Retype the material in full, keeping every word the same.
══ Data supplied ══
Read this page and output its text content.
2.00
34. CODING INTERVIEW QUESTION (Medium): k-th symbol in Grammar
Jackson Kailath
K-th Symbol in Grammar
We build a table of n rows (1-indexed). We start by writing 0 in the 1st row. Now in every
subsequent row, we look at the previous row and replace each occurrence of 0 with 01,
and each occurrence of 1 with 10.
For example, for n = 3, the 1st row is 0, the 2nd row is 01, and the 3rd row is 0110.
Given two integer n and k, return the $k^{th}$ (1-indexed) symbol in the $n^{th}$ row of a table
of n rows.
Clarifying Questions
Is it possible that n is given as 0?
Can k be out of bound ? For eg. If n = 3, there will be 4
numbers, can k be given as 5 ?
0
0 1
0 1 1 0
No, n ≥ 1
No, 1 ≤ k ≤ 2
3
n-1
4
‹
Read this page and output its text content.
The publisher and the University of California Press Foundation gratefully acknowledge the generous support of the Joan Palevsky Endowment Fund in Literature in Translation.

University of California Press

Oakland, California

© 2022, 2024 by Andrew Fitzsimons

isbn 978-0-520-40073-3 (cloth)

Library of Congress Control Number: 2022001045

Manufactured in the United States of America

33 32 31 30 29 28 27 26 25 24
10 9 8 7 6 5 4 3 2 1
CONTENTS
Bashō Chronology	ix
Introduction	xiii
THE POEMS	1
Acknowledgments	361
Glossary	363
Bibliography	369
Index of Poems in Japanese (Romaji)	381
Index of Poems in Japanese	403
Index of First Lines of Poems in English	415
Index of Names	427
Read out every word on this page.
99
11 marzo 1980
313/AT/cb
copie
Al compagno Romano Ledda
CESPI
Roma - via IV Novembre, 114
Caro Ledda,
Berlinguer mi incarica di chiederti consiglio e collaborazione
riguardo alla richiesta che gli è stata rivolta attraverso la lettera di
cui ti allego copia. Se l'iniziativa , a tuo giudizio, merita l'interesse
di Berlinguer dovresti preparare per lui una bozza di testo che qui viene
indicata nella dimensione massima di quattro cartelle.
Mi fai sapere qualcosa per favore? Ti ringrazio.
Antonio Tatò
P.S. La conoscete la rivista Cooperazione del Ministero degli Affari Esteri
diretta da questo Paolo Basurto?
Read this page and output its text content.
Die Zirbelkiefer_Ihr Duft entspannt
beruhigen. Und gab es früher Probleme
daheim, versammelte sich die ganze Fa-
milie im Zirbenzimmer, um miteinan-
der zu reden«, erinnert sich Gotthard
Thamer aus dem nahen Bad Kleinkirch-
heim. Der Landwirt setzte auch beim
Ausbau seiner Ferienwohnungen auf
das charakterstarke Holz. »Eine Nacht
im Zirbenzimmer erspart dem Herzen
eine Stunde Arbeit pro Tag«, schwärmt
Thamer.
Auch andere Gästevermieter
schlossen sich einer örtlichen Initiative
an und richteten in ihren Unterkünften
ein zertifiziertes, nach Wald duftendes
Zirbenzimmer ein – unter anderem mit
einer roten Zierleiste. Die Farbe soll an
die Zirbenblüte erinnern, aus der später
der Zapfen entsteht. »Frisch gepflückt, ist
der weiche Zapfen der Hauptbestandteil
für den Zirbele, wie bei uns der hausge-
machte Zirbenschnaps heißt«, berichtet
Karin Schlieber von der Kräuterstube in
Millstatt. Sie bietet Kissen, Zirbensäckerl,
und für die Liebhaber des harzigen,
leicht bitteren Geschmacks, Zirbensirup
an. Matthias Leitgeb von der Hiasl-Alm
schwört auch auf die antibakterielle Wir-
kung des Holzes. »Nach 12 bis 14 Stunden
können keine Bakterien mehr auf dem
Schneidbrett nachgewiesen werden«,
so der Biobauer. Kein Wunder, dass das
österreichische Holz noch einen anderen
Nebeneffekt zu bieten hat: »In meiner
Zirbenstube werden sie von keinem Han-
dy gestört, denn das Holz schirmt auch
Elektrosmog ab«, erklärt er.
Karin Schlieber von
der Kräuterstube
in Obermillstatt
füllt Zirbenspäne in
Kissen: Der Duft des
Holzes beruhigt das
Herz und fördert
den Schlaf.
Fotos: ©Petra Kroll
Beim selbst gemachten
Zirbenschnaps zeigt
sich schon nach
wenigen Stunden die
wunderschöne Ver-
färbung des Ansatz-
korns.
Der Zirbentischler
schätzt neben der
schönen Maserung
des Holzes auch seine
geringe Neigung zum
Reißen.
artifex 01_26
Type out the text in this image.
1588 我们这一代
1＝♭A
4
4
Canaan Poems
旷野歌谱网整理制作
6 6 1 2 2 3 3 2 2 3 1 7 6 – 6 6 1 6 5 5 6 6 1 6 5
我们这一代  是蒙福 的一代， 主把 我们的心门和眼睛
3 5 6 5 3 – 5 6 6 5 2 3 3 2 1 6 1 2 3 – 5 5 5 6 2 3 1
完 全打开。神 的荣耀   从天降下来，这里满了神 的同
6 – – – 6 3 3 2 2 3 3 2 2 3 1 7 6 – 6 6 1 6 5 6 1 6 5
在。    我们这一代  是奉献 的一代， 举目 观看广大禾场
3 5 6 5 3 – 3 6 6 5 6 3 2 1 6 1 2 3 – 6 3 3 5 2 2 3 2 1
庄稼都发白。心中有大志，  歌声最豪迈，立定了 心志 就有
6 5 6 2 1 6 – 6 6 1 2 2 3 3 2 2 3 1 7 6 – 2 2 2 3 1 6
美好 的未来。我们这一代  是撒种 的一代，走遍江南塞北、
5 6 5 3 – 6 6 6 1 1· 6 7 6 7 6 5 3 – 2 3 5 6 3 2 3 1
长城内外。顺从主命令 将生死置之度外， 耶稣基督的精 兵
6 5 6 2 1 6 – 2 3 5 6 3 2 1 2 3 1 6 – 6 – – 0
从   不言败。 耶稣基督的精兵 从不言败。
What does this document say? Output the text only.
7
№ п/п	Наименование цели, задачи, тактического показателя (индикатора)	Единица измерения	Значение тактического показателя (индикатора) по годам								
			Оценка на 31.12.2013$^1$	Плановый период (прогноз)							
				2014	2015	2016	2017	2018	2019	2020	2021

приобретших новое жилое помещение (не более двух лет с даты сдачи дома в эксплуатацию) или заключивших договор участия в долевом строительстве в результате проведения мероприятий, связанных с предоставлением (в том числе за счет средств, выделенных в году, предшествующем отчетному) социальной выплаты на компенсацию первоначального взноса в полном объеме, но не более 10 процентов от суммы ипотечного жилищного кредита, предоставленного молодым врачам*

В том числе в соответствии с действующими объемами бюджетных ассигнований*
═══
Result below
Read this page and output its text content.
2.00
34. CODING INTERVIEW QUESTION (Medium): k-th symbol in Grammar
Jackson Kailath
K-th Symbol in Grammar
We build a table of n rows (1-indexed). We start by writing 0 in the 1st row. Now in every
subsequent row, we look at the previous row and replace each occurrence of 0 with 01,
and each occurrence of 1 with 10.
For example, for n = 3, the 1st row is 0, the 2nd row is 01, and the 3rd row is 0110.
Given two integer n and k, return the $k^{th}$ (1-indexed) symbol in the $n^{th}$ row of a table
of n rows.
Clarifying Questions
Is it possible that n is given as 0?
Can k be out of bound ? For eg. If n = 3, there will be 4
numbers, can k be given as 5 ?
0
0 1
0 1 1 0
No, n ≥ 1
No, 1 ≤ k ≤ 2
3
n-1
4
‹
Read this page and output its text content.
The publisher and the University of California Press Foundation gratefully acknowledge the generous support of the Joan Palevsky Endowment Fund in Literature in Translation.

University of California Press

Oakland, California

© 2022, 2024 by Andrew Fitzsimons

isbn 978-0-520-40073-3 (cloth)

Library of Congress Control Number: 2022001045

Manufactured in the United States of America

33 32 31 30 29 28 27 26 25 24
10 9 8 7 6 5 4 3 2 1
CONTENTS
Bashō Chronology	ix
Introduction	xiii
THE POEMS	1
Acknowledgments	361
Glossary	363
Bibliography	369
Index of Poems in Japanese (Romaji)	381
Index of Poems in Japanese	403
Index of First Lines of Poems in English	415
Index of Names	427
Read out every word on this page.
99
11 marzo 1980
313/AT/cb
copie
Al compagno Romano Ledda
CESPI
Roma - via IV Novembre, 114
Caro Ledda,
Berlinguer mi incarica di chiederti consiglio e collaborazione
riguardo alla richiesta che gli è stata rivolta attraverso la lettera di
cui ti allego copia. Se l'iniziativa , a tuo giudizio, merita l'interesse
di Berlinguer dovresti preparare per lui una bozza di testo che qui viene
indicata nella dimensione massima di quattro cartelle.
Mi fai sapere qualcosa per favore? Ti ringrazio.
Antonio Tatò
P.S. La conoscete la rivista Cooperazione del Ministero degli Affari Esteri
diretta da questo Paolo Basurto?
Read this page and output its text content.
Die Zirbelkiefer_Ihr Duft entspannt
beruhigen. Und gab es früher Probleme
daheim, versammelte sich die ganze Fa-
milie im Zirbenzimmer, um miteinan-
der zu reden«, erinnert sich Gotthard
Thamer aus dem nahen Bad Kleinkirch-
heim. Der Landwirt setzte auch beim
Ausbau seiner Ferienwohnungen auf
das charakterstarke Holz. »Eine Nacht
im Zirbenzimmer erspart dem Herzen
eine Stunde Arbeit pro Tag«, schwärmt
Thamer.
Auch andere Gästevermieter
schlossen sich einer örtlichen Initiative
an und richteten in ihren Unterkünften
ein zertifiziertes, nach Wald duftendes
Zirbenzimmer ein – unter anderem mit
einer roten Zierleiste. Die Farbe soll an
die Zirbenblüte erinnern, aus der später
der Zapfen entsteht. »Frisch gepflückt, ist
der weiche Zapfen der Hauptbestandteil
für den Zirbele, wie bei uns der hausge-
machte Zirbenschnaps heißt«, berichtet
Karin Schlieber von der Kräuterstube in
Millstatt. Sie bietet Kissen, Zirbensäckerl,
und für die Liebhaber des harzigen,
leicht bitteren Geschmacks, Zirbensirup
an. Matthias Leitgeb von der Hiasl-Alm
schwört auch auf die antibakterielle Wir-
kung des Holzes. »Nach 12 bis 14 Stunden
können keine Bakterien mehr auf dem
Schneidbrett nachgewiesen werden«,
so der Biobauer. Kein Wunder, dass das
österreichische Holz noch einen anderen
Nebeneffekt zu bieten hat: »In meiner
Zirbenstube werden sie von keinem Han-
dy gestört, denn das Holz schirmt auch
Elektrosmog ab«, erklärt er.
Karin Schlieber von
der Kräuterstube
in Obermillstatt
füllt Zirbenspäne in
Kissen: Der Duft des
Holzes beruhigt das
Herz und fördert
den Schlaf.
Fotos: ©Petra Kroll
Beim selbst gemachten
Zirbenschnaps zeigt
sich schon nach
wenigen Stunden die
wunderschöne Ver-
färbung des Ansatz-
korns.
Der Zirbentischler
schätzt neben der
schönen Maserung
des Holzes auch seine
geringe Neigung zum
Reißen.
artifex 01_26
Type out the text in this image.
1588 我们这一代
1＝♭A
4
4
Canaan Poems
旷野歌谱网整理制作
6 6 1 2 2 3 3 2 2 3 1 7 6 – 6 6 1 6 5 5 6 6 1 6 5
我们这一代  是蒙福 的一代， 主把 我们的心门和眼睛
3 5 6 5 3 – 5 6 6 5 2 3 3 2 1 6 1 2 3 – 5 5 5 6 2 3 1
完 全打开。神 的荣耀   从天降下来，这里满了神 的同
6 – – – 6 3 3 2 2 3 3 2 2 3 1 7 6 – 6 6 1 6 5 6 1 6 5
在。    我们这一代  是奉献 的一代， 举目 观看广大禾场
3 5 6 5 3 – 3 6 6 5 6 3 2 1 6 1 2 3 – 6 3 3 5 2 2 3 2 1
庄稼都发白。心中有大志，  歌声最豪迈，立定了 心志 就有
6 5 6 2 1 6 – 6 6 1 2 2 3 3 2 2 3 1 7 6 – 2 2 2 3 1 6
美好 的未来。我们这一代  是撒种 的一代，走遍江南塞北、
5 6 5 3 – 6 6 6 1 1· 6 7 6 7 6 5 3 – 2 3 5 6 3 2 3 1
长城内外。顺从主命令 将生死置之度外， 耶稣基督的精 兵
6 5 6 2 1 6 – 2 3 5 6 3 2 1 2 3 1 6 – 6 – – 0
从   不言败。 耶稣基督的精兵 从不言败。
What does this document say? Output the text only.
7
№ п/п	Наименование цели, задачи, тактического показателя (индикатора)	Единица измерения	Значение тактического показателя (индикатора) по годам								
			Оценка на 31.12.2013$^1$	Плановый период (прогноз)							
				2014	2015	2016	2017	2018	2019	2020	2021

приобретших новое жилое помещение (не более двух лет с даты сдачи дома в эксплуатацию) или заключивших договор участия в долевом строительстве в результате проведения мероприятий, связанных с предоставлением (в том числе за счет средств, выделенных в году, предшествующем отчетному) социальной выплаты на компенсацию первоначального взноса в полном объеме, но не более 10 процентов от суммы ипотечного жилищного кредита, предоставленного молодым врачам*

В том числе в соответствии с действующими объемами бюджетных ассигнований*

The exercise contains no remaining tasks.